▶ [What to work on]:
Pictures don't belong in the copy; print all the records exactly.

*** Data rows

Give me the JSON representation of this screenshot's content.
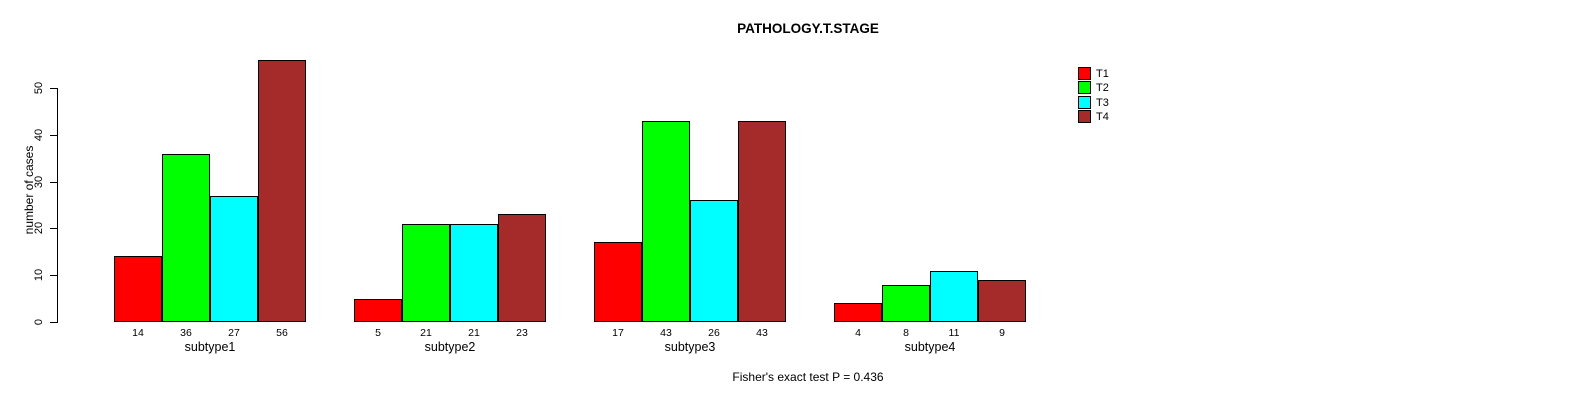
{
  "title": "PATHOLOGY.T.STAGE",
  "ylabel": "number of cases",
  "footer_note": "Fisher's exact test P = 0.436",
  "chart_data": {
    "type": "bar",
    "categories": [
      "subtype1",
      "subtype2",
      "subtype3",
      "subtype4"
    ],
    "series": [
      {
        "name": "T1",
        "color": "#FF0000",
        "values": [
          14,
          5,
          17,
          4
        ]
      },
      {
        "name": "T2",
        "color": "#00FF00",
        "values": [
          36,
          21,
          43,
          8
        ]
      },
      {
        "name": "T3",
        "color": "#00FFFF",
        "values": [
          27,
          21,
          26,
          11
        ]
      },
      {
        "name": "T4",
        "color": "#A52A2A",
        "values": [
          56,
          23,
          43,
          9
        ]
      }
    ],
    "bar_value_labels": [
      [
        14,
        36,
        27,
        56
      ],
      [
        5,
        21,
        21,
        23
      ],
      [
        17,
        43,
        26,
        43
      ],
      [
        4,
        8,
        11,
        9
      ]
    ],
    "yticks": [
      0,
      10,
      20,
      30,
      40,
      50
    ],
    "ylim": [
      0,
      56
    ],
    "grid": "off",
    "legend_position": "right",
    "bar_border_color": "#000000",
    "background_color": "#FFFFFF"
  }
}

******

▶ [Exercise answer]:
Give me the JSON representation of this screenshot's content.
{
  "title": "PATHOLOGY.T.STAGE",
  "ylabel": "number of cases",
  "footer_note": "Fisher's exact test P = 0.436",
  "chart_data": {
    "type": "bar",
    "categories": [
      "subtype1",
      "subtype2",
      "subtype3",
      "subtype4"
    ],
    "series": [
      {
        "name": "T1",
        "color": "#FF0000",
        "values": [
          14,
          5,
          17,
          4
        ]
      },
      {
        "name": "T2",
        "color": "#00FF00",
        "values": [
          36,
          21,
          43,
          8
        ]
      },
      {
        "name": "T3",
        "color": "#00FFFF",
        "values": [
          27,
          21,
          26,
          11
        ]
      },
      {
        "name": "T4",
        "color": "#A52A2A",
        "values": [
          56,
          23,
          43,
          9
        ]
      }
    ],
    "bar_value_labels": [
      [
        14,
        36,
        27,
        56
      ],
      [
        5,
        21,
        21,
        23
      ],
      [
        17,
        43,
        26,
        43
      ],
      [
        4,
        8,
        11,
        9
      ]
    ],
    "yticks": [
      0,
      10,
      20,
      30,
      40,
      50
    ],
    "ylim": [
      0,
      56
    ],
    "grid": "off",
    "legend_position": "right",
    "bar_border_color": "#000000",
    "background_color": "#FFFFFF"
  }
}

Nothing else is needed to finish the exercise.